• **Objective**
Find the word "descricao" in the records below. List each line containing it.

Collected data entries
(begin)

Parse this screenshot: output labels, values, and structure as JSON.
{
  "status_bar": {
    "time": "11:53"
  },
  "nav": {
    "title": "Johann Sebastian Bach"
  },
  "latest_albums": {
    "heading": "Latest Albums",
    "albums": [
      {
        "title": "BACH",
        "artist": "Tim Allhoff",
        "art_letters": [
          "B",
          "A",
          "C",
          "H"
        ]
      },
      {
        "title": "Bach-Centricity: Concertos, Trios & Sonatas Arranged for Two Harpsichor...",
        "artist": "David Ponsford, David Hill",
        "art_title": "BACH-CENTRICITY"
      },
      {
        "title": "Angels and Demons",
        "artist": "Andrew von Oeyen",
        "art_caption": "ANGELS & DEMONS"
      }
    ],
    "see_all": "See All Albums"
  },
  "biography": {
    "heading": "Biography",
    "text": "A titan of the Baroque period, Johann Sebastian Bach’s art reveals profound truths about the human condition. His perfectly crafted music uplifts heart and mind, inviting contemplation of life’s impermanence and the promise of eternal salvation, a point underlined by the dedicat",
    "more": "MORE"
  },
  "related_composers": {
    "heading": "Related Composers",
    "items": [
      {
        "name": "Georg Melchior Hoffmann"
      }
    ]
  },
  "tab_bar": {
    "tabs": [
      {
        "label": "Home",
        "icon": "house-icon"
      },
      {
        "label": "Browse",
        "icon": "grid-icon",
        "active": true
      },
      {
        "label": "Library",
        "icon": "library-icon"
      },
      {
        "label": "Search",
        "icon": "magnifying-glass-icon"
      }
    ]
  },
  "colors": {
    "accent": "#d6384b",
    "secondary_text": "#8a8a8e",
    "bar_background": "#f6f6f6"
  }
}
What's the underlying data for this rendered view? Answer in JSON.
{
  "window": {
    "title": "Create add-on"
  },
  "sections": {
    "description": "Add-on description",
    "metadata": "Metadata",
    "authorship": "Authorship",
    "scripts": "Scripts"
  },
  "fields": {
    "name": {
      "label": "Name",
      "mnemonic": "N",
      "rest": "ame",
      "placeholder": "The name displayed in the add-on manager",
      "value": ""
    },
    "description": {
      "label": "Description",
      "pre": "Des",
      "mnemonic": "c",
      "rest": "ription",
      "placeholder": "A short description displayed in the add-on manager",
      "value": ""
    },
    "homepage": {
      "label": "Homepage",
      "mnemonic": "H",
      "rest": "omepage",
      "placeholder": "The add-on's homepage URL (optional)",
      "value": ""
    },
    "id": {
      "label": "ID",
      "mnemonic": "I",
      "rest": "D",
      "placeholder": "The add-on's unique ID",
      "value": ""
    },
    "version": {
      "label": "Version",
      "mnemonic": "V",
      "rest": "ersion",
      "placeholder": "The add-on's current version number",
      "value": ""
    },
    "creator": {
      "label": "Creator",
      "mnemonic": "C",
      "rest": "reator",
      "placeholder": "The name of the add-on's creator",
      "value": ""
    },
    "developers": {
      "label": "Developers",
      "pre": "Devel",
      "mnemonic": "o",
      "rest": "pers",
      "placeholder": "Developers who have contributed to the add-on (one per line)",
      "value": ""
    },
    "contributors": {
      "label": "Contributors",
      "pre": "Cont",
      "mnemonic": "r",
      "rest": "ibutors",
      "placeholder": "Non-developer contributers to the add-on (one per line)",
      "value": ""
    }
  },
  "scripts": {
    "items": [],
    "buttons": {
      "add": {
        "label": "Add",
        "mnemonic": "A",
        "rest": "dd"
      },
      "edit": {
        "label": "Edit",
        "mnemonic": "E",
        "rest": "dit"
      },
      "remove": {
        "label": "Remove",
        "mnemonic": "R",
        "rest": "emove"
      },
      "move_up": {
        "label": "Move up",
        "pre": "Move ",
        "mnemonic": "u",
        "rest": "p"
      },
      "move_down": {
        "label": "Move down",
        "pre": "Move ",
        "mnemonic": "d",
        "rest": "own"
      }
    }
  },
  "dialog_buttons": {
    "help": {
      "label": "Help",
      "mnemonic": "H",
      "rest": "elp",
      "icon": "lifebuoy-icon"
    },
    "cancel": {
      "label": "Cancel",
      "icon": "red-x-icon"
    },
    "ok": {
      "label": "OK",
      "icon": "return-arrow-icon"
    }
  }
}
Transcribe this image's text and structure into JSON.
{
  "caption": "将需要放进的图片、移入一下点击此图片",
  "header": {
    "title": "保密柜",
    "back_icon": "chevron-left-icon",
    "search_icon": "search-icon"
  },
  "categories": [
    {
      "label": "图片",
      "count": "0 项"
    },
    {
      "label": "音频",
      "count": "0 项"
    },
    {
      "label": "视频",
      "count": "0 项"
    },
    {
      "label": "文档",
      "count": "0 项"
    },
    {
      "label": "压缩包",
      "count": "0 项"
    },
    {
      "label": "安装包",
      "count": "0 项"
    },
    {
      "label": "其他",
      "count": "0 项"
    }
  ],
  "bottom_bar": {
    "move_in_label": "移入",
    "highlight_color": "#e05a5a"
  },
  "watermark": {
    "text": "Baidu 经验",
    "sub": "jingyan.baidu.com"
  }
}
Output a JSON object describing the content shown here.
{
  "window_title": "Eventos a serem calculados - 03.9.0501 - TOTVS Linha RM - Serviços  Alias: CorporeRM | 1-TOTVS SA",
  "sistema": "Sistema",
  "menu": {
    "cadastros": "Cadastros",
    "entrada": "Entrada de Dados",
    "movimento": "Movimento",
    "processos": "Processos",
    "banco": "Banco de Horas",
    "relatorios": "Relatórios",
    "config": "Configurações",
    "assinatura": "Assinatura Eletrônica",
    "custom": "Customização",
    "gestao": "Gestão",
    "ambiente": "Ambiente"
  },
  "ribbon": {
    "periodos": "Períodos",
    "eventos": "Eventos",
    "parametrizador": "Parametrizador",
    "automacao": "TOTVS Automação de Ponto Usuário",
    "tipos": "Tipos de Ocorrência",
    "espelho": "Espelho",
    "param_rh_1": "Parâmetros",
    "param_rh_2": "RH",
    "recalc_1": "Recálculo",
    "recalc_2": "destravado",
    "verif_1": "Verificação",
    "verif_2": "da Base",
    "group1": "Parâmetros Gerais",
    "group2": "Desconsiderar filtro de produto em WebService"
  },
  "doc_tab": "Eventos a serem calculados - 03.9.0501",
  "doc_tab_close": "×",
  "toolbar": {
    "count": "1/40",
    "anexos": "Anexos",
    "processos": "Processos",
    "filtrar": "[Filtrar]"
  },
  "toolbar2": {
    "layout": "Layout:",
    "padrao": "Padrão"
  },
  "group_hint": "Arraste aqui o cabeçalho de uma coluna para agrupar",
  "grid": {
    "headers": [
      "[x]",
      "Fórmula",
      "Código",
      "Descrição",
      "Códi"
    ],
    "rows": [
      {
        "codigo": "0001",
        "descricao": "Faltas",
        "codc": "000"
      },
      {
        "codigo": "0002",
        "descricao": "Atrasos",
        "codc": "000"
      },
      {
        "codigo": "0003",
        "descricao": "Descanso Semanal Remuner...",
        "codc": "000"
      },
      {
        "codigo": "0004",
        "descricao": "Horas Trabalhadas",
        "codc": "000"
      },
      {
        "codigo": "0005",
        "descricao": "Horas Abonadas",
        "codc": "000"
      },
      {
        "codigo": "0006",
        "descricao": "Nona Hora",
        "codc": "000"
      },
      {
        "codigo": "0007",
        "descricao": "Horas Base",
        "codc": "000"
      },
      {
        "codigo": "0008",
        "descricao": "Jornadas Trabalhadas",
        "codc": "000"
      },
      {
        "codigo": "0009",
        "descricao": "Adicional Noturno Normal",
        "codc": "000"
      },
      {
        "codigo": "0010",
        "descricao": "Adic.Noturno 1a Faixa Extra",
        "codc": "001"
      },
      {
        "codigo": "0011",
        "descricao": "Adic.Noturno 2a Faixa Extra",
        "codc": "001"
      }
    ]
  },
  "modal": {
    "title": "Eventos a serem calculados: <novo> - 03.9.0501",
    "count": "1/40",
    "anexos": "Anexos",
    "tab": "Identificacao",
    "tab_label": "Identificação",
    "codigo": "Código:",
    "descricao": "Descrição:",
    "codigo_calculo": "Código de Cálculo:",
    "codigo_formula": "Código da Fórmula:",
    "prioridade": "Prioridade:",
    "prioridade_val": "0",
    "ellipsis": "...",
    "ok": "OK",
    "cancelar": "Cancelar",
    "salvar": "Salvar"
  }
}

(end)

• **Worked solution**
        "descricao": "Faltas",
        "descricao": "Atrasos",
        "descricao": "Descanso Semanal Remuner...",
        "descricao": "Horas Trabalhadas",
        "descricao": "Horas Abonadas",
        "descricao": "Nona Hora",
        "descricao": "Horas Base",
        "descricao": "Jornadas Trabalhadas",
        "descricao": "Adicional Noturno Normal",
        "descricao": "Adic.Noturno 1a Faixa Extra",
        "descricao": "Adic.Noturno 2a Faixa Extra",
    "descricao": "Descrição:",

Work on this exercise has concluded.